[Raw records]
* start *

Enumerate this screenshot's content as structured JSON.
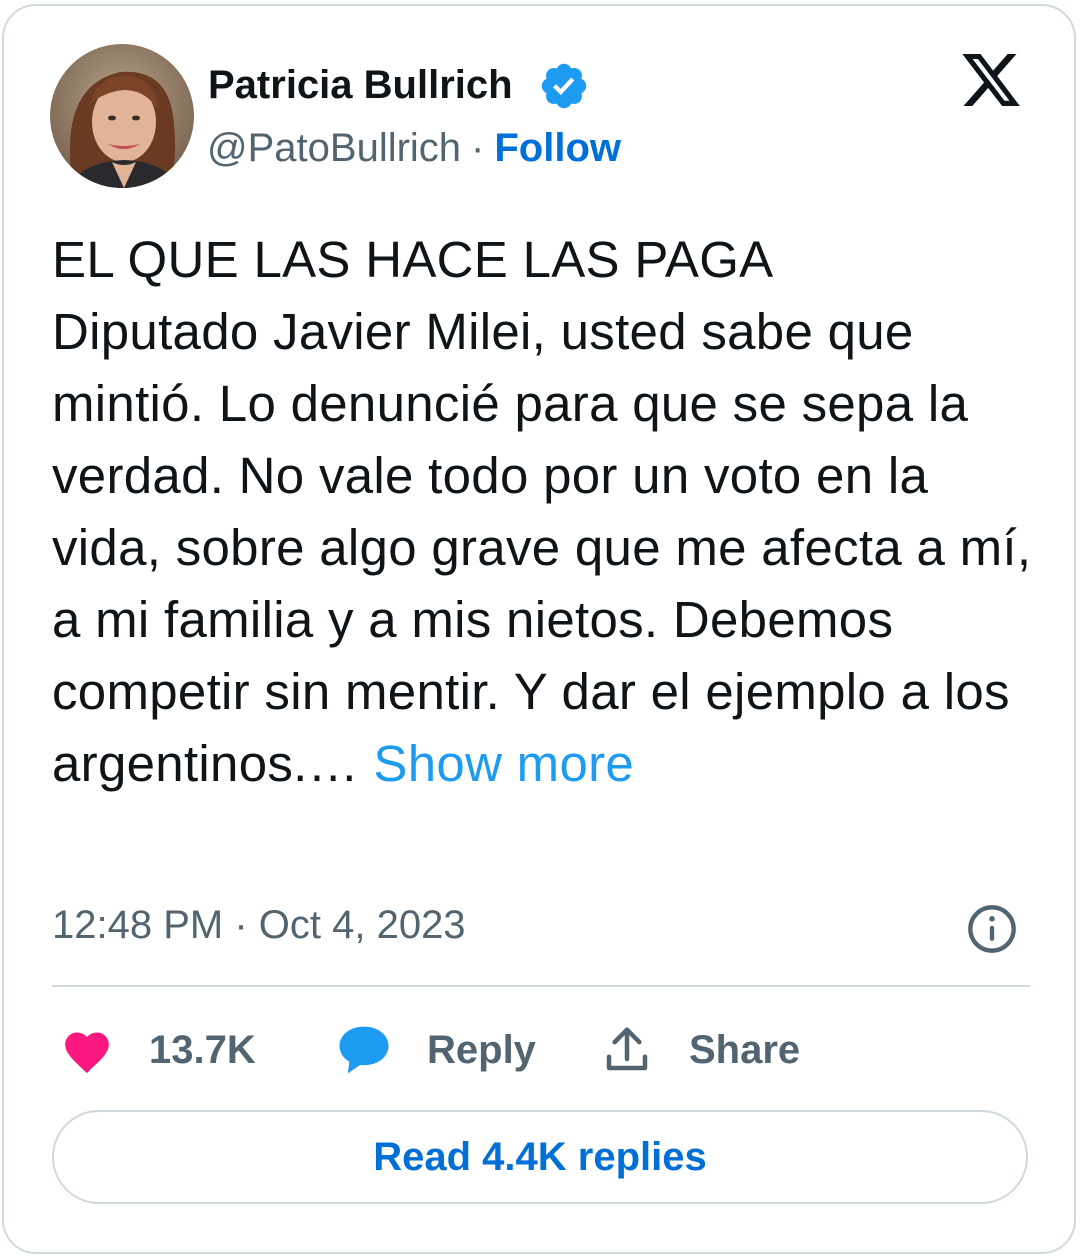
{
  "author": {
    "display_name": "Patricia Bullrich",
    "handle": "@PatoBullrich",
    "separator": "·",
    "follow_label": "Follow",
    "verified": true,
    "avatar_icon": "profile-photo-avatar"
  },
  "brand": {
    "logo_icon": "x-logo-icon"
  },
  "tweet": {
    "text": "EL QUE LAS HACE LAS PAGA\nDiputado Javier Milei, usted sabe que mintió. Lo denuncié para que se sepa la verdad. No vale todo por un voto en la vida, sobre algo grave que me afecta a mí, a mi familia y a mis nietos. Debemos competir sin mentir. Y dar el ejemplo a los argentinos.…",
    "show_more_label": "Show more",
    "timestamp": "12:48 PM · Oct 4, 2023",
    "info_icon": "info-icon"
  },
  "actions": {
    "like_count": "13.7K",
    "like_icon": "heart-icon",
    "reply_label": "Reply",
    "reply_icon": "speech-bubble-icon",
    "share_label": "Share",
    "share_icon": "share-upload-icon"
  },
  "footer": {
    "read_replies_label": "Read 4.4K replies"
  },
  "colors": {
    "text": "#0f1419",
    "secondary_text": "#536471",
    "follow_blue": "#006fd6",
    "show_more_blue": "#1d9bf0",
    "verified_blue": "#1d9bf0",
    "like_pink": "#f91880",
    "reply_blue": "#1d9bf0",
    "border": "#cfd9de"
  }
}
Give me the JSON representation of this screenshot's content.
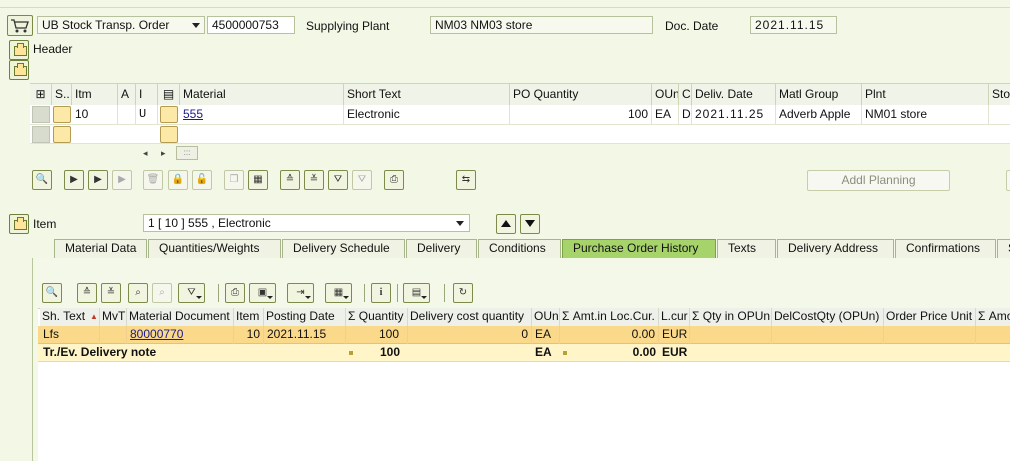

* end *

What the task requires:
Leave out every picture and copy the rest of the records exactly.

Answer to the problem:
Enumerate this screenshot's content as structured JSON.
{
  "author": {
    "display_name": "Patricia Bullrich",
    "handle": "@PatoBullrich",
    "separator": "·",
    "follow_label": "Follow",
    "verified": true,
    "avatar_icon": "profile-photo-avatar"
  },
  "brand": {
    "logo_icon": "x-logo-icon"
  },
  "tweet": {
    "text": "EL QUE LAS HACE LAS PAGA\nDiputado Javier Milei, usted sabe que mintió. Lo denuncié para que se sepa la verdad. No vale todo por un voto en la vida, sobre algo grave que me afecta a mí, a mi familia y a mis nietos. Debemos competir sin mentir. Y dar el ejemplo a los argentinos.…",
    "show_more_label": "Show more",
    "timestamp": "12:48 PM · Oct 4, 2023",
    "info_icon": "info-icon"
  },
  "actions": {
    "like_count": "13.7K",
    "like_icon": "heart-icon",
    "reply_label": "Reply",
    "reply_icon": "speech-bubble-icon",
    "share_label": "Share",
    "share_icon": "share-upload-icon"
  },
  "footer": {
    "read_replies_label": "Read 4.4K replies"
  },
  "colors": {
    "text": "#0f1419",
    "secondary_text": "#536471",
    "follow_blue": "#006fd6",
    "show_more_blue": "#1d9bf0",
    "verified_blue": "#1d9bf0",
    "like_pink": "#f91880",
    "reply_blue": "#1d9bf0",
    "border": "#cfd9de"
  }
}
Give me the JSON representation of this screenshot's content.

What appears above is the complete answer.